** INFORMATION SHOWN **
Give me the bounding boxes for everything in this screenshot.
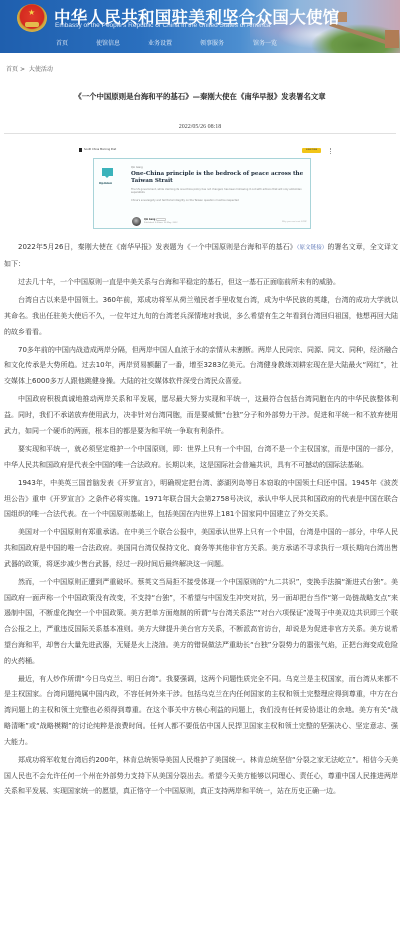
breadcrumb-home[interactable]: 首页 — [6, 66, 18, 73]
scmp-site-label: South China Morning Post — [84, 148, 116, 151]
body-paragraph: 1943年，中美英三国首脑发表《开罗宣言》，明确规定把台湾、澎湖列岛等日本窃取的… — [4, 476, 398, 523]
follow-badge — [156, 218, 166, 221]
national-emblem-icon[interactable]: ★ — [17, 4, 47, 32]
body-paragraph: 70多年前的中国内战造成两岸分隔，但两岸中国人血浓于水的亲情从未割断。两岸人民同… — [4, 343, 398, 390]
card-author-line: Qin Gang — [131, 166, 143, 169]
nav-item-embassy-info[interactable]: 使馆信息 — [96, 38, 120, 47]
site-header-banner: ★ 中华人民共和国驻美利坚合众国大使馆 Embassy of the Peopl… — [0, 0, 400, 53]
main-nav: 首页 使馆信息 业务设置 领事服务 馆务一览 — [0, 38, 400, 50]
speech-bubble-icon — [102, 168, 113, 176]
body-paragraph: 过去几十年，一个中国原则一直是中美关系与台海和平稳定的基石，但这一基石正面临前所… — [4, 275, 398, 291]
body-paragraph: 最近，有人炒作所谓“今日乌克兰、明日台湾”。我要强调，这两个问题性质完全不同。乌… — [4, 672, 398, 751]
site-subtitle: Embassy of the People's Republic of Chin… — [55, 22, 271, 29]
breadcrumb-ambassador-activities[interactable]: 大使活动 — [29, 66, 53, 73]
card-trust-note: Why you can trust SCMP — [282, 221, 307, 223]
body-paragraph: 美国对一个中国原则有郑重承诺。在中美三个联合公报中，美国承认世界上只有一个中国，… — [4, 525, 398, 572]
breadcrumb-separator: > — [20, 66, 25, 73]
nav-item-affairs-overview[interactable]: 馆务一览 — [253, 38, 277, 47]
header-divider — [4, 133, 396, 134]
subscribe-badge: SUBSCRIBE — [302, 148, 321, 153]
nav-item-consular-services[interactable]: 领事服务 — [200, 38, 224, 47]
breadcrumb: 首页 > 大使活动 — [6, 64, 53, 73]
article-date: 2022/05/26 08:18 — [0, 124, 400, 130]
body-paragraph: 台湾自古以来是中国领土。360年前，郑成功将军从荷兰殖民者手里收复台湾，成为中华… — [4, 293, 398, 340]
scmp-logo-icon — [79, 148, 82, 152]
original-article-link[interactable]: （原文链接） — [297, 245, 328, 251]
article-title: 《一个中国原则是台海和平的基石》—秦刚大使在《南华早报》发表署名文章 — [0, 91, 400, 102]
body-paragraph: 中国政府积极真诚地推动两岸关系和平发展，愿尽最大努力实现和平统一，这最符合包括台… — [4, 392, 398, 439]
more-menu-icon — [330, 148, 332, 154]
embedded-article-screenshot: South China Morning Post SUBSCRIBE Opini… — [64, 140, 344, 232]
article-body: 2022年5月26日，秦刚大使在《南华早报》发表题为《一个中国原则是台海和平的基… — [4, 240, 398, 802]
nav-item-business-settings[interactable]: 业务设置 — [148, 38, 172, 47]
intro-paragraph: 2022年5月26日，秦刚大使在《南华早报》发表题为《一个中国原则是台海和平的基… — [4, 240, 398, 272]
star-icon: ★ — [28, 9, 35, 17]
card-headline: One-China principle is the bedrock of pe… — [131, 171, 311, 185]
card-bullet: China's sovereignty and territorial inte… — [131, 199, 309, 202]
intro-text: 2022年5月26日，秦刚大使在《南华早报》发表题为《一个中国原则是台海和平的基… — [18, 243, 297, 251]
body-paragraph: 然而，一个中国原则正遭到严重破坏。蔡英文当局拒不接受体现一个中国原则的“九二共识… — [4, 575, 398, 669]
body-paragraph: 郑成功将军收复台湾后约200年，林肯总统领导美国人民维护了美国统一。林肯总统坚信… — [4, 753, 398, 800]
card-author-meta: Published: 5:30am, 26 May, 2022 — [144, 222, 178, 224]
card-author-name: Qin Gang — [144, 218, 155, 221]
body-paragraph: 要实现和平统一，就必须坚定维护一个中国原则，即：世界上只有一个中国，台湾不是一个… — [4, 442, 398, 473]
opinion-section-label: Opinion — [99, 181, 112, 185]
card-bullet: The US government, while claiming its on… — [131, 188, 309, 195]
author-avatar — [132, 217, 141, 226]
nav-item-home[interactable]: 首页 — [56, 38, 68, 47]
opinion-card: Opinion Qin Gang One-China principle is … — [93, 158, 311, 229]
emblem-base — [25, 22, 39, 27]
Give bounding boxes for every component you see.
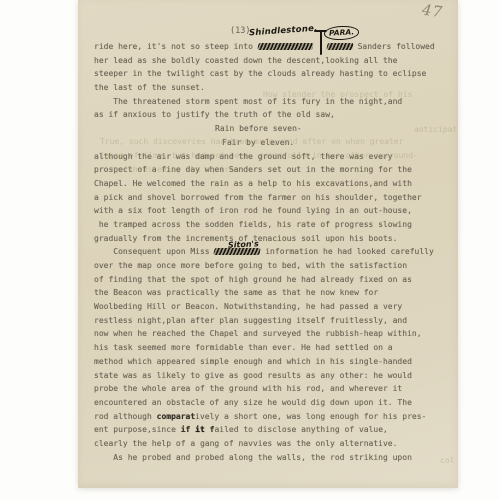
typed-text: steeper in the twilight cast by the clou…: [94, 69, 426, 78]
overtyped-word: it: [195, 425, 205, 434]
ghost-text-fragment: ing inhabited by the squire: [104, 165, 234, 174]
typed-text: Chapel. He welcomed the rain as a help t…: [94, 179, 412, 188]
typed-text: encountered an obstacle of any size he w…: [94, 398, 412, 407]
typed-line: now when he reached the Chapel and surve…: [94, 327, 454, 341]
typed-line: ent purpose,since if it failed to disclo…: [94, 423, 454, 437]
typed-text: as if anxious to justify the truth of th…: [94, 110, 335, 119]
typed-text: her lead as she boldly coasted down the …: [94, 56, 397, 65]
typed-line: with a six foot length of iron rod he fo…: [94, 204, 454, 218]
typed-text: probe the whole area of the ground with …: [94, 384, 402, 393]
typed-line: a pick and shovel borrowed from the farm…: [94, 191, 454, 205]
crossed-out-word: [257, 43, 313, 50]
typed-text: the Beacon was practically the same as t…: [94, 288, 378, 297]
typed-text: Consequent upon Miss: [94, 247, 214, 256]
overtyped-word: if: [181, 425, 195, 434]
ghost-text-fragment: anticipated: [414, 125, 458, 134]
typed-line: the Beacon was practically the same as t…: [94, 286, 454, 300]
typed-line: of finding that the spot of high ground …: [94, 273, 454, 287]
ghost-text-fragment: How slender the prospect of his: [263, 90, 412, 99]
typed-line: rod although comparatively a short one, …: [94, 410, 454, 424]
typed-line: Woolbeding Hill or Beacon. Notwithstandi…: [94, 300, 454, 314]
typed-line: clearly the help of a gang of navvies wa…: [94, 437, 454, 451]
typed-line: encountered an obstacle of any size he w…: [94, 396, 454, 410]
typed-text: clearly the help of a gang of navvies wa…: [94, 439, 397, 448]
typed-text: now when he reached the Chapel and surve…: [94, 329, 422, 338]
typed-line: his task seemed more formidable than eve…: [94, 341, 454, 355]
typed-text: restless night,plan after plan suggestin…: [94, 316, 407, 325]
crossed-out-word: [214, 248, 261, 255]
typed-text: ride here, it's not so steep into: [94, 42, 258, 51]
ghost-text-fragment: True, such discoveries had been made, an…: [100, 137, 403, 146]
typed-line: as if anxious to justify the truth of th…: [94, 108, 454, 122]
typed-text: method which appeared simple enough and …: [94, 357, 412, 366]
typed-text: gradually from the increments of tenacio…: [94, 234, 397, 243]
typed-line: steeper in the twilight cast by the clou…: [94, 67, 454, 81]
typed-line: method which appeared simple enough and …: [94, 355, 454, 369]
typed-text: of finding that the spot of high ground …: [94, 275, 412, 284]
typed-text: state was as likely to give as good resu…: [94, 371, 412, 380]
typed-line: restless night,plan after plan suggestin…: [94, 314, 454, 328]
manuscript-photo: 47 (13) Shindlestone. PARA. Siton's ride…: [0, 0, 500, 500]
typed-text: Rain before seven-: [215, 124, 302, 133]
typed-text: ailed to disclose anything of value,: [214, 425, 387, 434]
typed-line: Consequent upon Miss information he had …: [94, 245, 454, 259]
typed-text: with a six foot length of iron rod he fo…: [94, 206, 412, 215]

** GIVEN REQUEST **
How many lines of the material above contain the string "method", counting only matches with the same capitalization? Reply with the number alone.

** THE REPLY **
2